[Start]

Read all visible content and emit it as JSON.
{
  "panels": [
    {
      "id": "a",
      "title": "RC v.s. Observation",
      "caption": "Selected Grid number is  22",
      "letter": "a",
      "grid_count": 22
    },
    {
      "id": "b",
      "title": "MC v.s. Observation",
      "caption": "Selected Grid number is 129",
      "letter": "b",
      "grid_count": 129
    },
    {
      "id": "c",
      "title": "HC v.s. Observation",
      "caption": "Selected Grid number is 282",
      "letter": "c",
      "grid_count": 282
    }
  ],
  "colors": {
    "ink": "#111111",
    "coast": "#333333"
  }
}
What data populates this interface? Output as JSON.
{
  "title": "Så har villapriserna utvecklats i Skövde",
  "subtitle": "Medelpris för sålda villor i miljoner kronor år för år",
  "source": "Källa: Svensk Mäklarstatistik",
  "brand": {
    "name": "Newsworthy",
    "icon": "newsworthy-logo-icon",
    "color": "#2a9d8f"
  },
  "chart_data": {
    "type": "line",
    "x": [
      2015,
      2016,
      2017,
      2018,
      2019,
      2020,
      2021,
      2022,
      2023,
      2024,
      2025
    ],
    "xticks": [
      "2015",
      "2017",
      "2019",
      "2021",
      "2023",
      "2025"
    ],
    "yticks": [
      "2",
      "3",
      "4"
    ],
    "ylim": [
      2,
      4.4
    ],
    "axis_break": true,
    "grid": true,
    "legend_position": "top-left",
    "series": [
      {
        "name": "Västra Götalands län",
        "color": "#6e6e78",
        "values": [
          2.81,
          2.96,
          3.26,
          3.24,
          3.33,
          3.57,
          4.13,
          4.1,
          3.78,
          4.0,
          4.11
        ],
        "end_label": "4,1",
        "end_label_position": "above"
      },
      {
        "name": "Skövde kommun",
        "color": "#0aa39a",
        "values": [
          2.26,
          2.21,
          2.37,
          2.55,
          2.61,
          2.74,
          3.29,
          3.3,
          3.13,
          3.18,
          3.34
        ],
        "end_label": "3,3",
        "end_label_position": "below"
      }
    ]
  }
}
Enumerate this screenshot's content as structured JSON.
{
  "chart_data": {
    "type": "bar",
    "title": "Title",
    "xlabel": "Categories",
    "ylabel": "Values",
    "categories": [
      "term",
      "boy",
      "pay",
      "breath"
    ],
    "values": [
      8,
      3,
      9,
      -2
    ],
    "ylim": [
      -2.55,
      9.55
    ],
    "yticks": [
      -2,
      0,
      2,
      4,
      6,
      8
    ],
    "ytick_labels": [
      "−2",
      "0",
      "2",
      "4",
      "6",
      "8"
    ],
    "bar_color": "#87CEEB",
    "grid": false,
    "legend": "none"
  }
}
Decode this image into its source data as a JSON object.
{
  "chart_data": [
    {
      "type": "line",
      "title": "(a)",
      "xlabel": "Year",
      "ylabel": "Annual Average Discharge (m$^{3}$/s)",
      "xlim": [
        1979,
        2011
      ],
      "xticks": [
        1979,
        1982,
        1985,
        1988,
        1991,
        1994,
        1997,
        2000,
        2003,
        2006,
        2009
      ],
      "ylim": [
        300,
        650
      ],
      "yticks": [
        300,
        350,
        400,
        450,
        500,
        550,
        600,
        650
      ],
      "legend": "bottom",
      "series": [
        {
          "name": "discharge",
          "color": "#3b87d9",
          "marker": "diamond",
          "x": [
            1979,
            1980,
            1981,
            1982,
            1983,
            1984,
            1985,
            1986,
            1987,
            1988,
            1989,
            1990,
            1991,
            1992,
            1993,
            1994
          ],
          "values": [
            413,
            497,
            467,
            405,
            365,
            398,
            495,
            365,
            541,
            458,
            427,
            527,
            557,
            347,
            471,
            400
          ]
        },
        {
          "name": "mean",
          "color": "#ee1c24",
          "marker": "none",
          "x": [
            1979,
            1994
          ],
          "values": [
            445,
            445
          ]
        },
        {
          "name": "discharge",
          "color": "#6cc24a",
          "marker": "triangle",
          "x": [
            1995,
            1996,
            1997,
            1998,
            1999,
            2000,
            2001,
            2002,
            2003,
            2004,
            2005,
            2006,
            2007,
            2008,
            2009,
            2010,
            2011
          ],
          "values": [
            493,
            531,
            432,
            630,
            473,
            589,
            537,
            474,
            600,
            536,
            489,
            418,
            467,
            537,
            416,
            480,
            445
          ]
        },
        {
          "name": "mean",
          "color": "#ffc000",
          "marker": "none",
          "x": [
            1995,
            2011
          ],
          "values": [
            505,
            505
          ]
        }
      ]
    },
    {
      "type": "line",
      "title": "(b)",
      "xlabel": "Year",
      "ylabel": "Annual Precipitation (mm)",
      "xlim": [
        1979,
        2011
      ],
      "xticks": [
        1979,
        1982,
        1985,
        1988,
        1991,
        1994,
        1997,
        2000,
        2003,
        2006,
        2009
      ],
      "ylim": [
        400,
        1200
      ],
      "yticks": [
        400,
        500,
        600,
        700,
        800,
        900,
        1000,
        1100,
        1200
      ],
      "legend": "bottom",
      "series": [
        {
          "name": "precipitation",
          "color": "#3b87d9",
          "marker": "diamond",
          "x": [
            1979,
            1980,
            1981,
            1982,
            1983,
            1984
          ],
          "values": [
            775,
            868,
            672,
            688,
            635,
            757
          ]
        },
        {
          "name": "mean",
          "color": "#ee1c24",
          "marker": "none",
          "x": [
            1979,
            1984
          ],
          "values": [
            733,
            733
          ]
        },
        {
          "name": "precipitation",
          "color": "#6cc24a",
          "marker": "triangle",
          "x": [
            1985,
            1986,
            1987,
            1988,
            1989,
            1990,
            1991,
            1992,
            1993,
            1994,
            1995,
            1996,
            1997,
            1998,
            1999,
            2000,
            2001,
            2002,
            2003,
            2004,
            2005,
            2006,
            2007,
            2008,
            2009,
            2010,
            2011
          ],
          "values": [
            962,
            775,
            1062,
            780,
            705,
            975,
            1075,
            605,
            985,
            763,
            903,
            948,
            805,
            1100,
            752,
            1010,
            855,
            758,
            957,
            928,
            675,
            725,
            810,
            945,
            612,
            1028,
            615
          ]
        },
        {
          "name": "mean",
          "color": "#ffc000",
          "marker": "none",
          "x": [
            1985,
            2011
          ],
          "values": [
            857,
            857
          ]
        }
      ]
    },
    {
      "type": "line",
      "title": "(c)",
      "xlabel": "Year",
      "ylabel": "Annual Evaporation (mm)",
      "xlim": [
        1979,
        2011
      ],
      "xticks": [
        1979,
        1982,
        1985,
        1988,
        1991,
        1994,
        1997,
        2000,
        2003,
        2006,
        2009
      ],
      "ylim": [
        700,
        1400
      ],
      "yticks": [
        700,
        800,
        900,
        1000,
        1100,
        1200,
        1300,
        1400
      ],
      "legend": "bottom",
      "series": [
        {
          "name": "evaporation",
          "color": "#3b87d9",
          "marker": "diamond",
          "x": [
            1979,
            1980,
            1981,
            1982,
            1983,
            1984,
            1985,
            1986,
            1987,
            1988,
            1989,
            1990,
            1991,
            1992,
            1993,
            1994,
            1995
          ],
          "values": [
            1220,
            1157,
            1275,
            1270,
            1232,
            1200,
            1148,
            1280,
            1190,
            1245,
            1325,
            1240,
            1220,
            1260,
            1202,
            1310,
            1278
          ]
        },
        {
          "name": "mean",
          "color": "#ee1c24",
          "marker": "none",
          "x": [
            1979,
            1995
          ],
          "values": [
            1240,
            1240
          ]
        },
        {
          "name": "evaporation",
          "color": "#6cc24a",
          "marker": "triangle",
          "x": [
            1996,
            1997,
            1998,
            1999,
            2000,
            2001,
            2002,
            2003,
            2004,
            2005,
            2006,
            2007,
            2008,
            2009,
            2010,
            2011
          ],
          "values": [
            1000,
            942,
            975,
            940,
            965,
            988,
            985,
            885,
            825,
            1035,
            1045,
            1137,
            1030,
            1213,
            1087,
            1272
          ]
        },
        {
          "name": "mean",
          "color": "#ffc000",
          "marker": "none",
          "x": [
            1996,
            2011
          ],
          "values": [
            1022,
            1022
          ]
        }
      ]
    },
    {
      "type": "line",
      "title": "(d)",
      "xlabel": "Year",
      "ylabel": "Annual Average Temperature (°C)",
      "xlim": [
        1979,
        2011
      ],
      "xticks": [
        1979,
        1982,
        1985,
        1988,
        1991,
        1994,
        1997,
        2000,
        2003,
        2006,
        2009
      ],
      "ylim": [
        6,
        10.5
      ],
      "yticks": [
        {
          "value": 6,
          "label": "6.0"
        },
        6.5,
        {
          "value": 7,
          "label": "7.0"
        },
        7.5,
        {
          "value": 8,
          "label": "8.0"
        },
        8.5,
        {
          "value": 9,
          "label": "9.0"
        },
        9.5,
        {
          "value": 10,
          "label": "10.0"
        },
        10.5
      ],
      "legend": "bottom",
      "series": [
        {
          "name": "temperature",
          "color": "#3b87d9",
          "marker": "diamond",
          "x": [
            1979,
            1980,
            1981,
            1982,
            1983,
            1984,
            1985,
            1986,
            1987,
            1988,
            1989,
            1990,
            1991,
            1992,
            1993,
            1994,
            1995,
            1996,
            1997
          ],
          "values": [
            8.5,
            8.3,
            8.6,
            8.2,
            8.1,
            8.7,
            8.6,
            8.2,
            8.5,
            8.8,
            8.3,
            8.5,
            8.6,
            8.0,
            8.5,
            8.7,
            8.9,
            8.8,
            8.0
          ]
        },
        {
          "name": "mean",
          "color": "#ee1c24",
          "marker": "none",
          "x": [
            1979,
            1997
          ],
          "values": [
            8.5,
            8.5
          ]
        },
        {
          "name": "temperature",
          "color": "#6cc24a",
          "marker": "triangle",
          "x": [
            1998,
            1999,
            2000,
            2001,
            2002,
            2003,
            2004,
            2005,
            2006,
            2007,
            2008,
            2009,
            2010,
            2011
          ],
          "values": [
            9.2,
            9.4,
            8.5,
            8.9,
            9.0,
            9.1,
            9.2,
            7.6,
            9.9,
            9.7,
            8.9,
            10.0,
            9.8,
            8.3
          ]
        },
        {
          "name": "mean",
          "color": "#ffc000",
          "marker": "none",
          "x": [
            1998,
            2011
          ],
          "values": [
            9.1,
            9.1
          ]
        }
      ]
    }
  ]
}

[End]

* _GIVEN TASK_
Copy every line of the listing containing the string "ylabel".

* _COMPLETE RESPONSE_
    "ylabel": "Values",
      "ylabel": "Annual Average Discharge (m$^{3}$/s)",
      "ylabel": "Annual Precipitation (mm)",
      "ylabel": "Annual Evaporation (mm)",
      "ylabel": "Annual Average Temperature (°C)",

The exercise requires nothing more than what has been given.